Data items

============

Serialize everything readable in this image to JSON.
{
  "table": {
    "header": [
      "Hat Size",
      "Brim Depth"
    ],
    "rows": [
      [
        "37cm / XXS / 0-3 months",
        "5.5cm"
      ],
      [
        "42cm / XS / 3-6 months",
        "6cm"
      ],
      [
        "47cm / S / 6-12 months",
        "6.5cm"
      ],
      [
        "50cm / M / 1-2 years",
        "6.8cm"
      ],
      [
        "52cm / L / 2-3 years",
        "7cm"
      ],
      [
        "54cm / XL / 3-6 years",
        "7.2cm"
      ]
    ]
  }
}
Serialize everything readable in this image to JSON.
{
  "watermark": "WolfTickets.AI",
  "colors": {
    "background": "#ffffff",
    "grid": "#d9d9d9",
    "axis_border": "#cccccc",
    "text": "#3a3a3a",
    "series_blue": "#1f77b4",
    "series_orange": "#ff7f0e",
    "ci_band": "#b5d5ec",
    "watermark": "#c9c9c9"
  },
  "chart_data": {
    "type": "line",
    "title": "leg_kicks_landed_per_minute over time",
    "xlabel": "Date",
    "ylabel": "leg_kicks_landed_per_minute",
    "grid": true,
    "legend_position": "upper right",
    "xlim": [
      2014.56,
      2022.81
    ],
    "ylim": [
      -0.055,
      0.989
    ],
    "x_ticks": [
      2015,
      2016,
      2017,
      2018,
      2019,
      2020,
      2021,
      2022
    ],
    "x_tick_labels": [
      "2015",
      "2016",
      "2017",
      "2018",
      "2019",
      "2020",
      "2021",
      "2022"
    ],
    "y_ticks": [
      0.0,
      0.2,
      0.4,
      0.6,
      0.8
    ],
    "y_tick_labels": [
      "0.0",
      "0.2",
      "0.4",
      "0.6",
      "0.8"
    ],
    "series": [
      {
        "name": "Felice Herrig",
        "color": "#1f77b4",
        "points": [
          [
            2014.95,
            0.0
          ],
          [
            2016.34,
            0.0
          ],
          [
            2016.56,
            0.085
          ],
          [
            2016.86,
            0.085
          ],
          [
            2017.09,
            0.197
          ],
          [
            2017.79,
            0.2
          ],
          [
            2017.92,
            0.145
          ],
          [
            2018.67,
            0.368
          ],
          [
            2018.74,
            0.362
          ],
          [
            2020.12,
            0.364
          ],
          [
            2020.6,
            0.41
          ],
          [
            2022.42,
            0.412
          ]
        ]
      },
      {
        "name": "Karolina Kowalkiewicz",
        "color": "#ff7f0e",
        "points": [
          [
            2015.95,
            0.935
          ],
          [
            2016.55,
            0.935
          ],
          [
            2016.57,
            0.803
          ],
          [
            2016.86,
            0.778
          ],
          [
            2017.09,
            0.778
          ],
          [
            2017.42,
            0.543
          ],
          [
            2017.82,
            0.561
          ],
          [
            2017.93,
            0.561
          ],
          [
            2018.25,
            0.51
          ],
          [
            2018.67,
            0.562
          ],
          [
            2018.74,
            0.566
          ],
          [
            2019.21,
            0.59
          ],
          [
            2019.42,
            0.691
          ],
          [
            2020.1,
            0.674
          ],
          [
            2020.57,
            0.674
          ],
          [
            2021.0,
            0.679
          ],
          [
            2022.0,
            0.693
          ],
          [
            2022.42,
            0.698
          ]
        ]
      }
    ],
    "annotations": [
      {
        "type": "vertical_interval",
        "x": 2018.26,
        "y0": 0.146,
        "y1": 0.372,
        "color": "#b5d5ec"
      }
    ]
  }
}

============

Using the listing above, gather each line that holds the string "watermark" and copy it.

_Exercise response:_
  "watermark": "WolfTickets.AI",
    "watermark": "#c9c9c9"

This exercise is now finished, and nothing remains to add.